Collection entries

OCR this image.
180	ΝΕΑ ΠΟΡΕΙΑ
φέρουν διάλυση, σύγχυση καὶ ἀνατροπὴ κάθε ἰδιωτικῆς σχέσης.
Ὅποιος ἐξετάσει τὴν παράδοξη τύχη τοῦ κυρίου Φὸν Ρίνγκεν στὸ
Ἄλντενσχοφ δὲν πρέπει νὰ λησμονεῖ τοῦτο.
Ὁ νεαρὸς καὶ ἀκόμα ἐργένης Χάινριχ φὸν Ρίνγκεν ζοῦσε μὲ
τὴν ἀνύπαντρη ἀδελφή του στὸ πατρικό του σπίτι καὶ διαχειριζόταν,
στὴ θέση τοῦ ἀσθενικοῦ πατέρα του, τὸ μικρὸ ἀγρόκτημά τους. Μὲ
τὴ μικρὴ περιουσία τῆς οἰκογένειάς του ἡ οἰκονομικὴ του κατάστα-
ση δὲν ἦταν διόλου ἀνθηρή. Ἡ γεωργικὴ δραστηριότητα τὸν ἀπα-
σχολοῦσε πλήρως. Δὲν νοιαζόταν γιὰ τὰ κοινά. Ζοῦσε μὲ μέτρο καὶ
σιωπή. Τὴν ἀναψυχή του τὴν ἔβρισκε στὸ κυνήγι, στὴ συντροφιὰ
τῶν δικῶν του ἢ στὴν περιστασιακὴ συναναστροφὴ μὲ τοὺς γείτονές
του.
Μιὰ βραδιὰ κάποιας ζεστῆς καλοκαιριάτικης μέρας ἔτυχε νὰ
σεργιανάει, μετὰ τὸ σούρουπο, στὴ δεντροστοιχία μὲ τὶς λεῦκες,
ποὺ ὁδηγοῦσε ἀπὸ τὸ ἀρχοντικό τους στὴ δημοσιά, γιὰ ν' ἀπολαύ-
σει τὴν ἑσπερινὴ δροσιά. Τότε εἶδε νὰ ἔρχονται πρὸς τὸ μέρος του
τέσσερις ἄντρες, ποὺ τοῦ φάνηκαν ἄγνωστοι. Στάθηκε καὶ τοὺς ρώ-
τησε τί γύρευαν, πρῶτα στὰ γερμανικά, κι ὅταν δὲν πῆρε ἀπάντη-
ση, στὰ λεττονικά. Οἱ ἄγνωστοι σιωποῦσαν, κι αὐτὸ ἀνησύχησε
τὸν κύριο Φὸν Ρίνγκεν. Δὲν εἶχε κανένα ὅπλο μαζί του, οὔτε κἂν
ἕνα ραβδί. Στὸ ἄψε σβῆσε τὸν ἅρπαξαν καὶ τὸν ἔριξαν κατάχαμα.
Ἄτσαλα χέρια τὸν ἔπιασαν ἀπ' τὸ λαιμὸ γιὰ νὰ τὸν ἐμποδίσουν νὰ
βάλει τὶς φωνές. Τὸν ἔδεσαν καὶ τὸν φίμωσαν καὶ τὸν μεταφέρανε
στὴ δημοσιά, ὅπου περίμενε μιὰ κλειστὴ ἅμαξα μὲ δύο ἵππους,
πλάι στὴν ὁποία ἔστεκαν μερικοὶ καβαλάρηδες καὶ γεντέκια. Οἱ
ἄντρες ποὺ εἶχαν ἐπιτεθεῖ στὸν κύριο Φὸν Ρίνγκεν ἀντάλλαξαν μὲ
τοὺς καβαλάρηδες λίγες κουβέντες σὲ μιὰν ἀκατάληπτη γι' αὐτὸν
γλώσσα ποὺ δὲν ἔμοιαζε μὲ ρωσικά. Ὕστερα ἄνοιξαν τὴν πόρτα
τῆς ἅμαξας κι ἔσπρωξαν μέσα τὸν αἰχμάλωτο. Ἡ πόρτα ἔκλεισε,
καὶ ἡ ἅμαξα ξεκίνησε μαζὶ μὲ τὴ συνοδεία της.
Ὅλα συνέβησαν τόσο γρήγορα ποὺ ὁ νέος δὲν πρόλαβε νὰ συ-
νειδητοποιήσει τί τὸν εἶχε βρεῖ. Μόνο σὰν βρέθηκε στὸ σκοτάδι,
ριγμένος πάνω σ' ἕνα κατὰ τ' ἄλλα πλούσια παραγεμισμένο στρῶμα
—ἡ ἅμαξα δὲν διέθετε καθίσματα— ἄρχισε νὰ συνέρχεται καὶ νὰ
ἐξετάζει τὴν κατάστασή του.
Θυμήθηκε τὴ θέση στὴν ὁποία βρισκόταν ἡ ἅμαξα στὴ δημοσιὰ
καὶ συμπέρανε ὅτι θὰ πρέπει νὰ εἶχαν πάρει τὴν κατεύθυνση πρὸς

# Your instructions:
Above are the records; retype them all without a single difference.

# Task answer:
OCR this image.
180	ΝΕΑ ΠΟΡΕΙΑ
φέρουν διάλυση, σύγχυση καὶ ἀνατροπὴ κάθε ἰδιωτικῆς σχέσης.
Ὅποιος ἐξετάσει τὴν παράδοξη τύχη τοῦ κυρίου Φὸν Ρίνγκεν στὸ
Ἄλντενσχοφ δὲν πρέπει νὰ λησμονεῖ τοῦτο.
Ὁ νεαρὸς καὶ ἀκόμα ἐργένης Χάινριχ φὸν Ρίνγκεν ζοῦσε μὲ
τὴν ἀνύπαντρη ἀδελφή του στὸ πατρικό του σπίτι καὶ διαχειριζόταν,
στὴ θέση τοῦ ἀσθενικοῦ πατέρα του, τὸ μικρὸ ἀγρόκτημά τους. Μὲ
τὴ μικρὴ περιουσία τῆς οἰκογένειάς του ἡ οἰκονομικὴ του κατάστα-
ση δὲν ἦταν διόλου ἀνθηρή. Ἡ γεωργικὴ δραστηριότητα τὸν ἀπα-
σχολοῦσε πλήρως. Δὲν νοιαζόταν γιὰ τὰ κοινά. Ζοῦσε μὲ μέτρο καὶ
σιωπή. Τὴν ἀναψυχή του τὴν ἔβρισκε στὸ κυνήγι, στὴ συντροφιὰ
τῶν δικῶν του ἢ στὴν περιστασιακὴ συναναστροφὴ μὲ τοὺς γείτονές
του.
Μιὰ βραδιὰ κάποιας ζεστῆς καλοκαιριάτικης μέρας ἔτυχε νὰ
σεργιανάει, μετὰ τὸ σούρουπο, στὴ δεντροστοιχία μὲ τὶς λεῦκες,
ποὺ ὁδηγοῦσε ἀπὸ τὸ ἀρχοντικό τους στὴ δημοσιά, γιὰ ν' ἀπολαύ-
σει τὴν ἑσπερινὴ δροσιά. Τότε εἶδε νὰ ἔρχονται πρὸς τὸ μέρος του
τέσσερις ἄντρες, ποὺ τοῦ φάνηκαν ἄγνωστοι. Στάθηκε καὶ τοὺς ρώ-
τησε τί γύρευαν, πρῶτα στὰ γερμανικά, κι ὅταν δὲν πῆρε ἀπάντη-
ση, στὰ λεττονικά. Οἱ ἄγνωστοι σιωποῦσαν, κι αὐτὸ ἀνησύχησε
τὸν κύριο Φὸν Ρίνγκεν. Δὲν εἶχε κανένα ὅπλο μαζί του, οὔτε κἂν
ἕνα ραβδί. Στὸ ἄψε σβῆσε τὸν ἅρπαξαν καὶ τὸν ἔριξαν κατάχαμα.
Ἄτσαλα χέρια τὸν ἔπιασαν ἀπ' τὸ λαιμὸ γιὰ νὰ τὸν ἐμποδίσουν νὰ
βάλει τὶς φωνές. Τὸν ἔδεσαν καὶ τὸν φίμωσαν καὶ τὸν μεταφέρανε
στὴ δημοσιά, ὅπου περίμενε μιὰ κλειστὴ ἅμαξα μὲ δύο ἵππους,
πλάι στὴν ὁποία ἔστεκαν μερικοὶ καβαλάρηδες καὶ γεντέκια. Οἱ
ἄντρες ποὺ εἶχαν ἐπιτεθεῖ στὸν κύριο Φὸν Ρίνγκεν ἀντάλλαξαν μὲ
τοὺς καβαλάρηδες λίγες κουβέντες σὲ μιὰν ἀκατάληπτη γι' αὐτὸν
γλώσσα ποὺ δὲν ἔμοιαζε μὲ ρωσικά. Ὕστερα ἄνοιξαν τὴν πόρτα
τῆς ἅμαξας κι ἔσπρωξαν μέσα τὸν αἰχμάλωτο. Ἡ πόρτα ἔκλεισε,
καὶ ἡ ἅμαξα ξεκίνησε μαζὶ μὲ τὴ συνοδεία της.
Ὅλα συνέβησαν τόσο γρήγορα ποὺ ὁ νέος δὲν πρόλαβε νὰ συ-
νειδητοποιήσει τί τὸν εἶχε βρεῖ. Μόνο σὰν βρέθηκε στὸ σκοτάδι,
ριγμένος πάνω σ' ἕνα κατὰ τ' ἄλλα πλούσια παραγεμισμένο στρῶμα
—ἡ ἅμαξα δὲν διέθετε καθίσματα— ἄρχισε νὰ συνέρχεται καὶ νὰ
ἐξετάζει τὴν κατάστασή του.
Θυμήθηκε τὴ θέση στὴν ὁποία βρισκόταν ἡ ἅμαξα στὴ δημοσιὰ
καὶ συμπέρανε ὅτι θὰ πρέπει νὰ εἶχαν πάρει τὴν κατεύθυνση πρὸς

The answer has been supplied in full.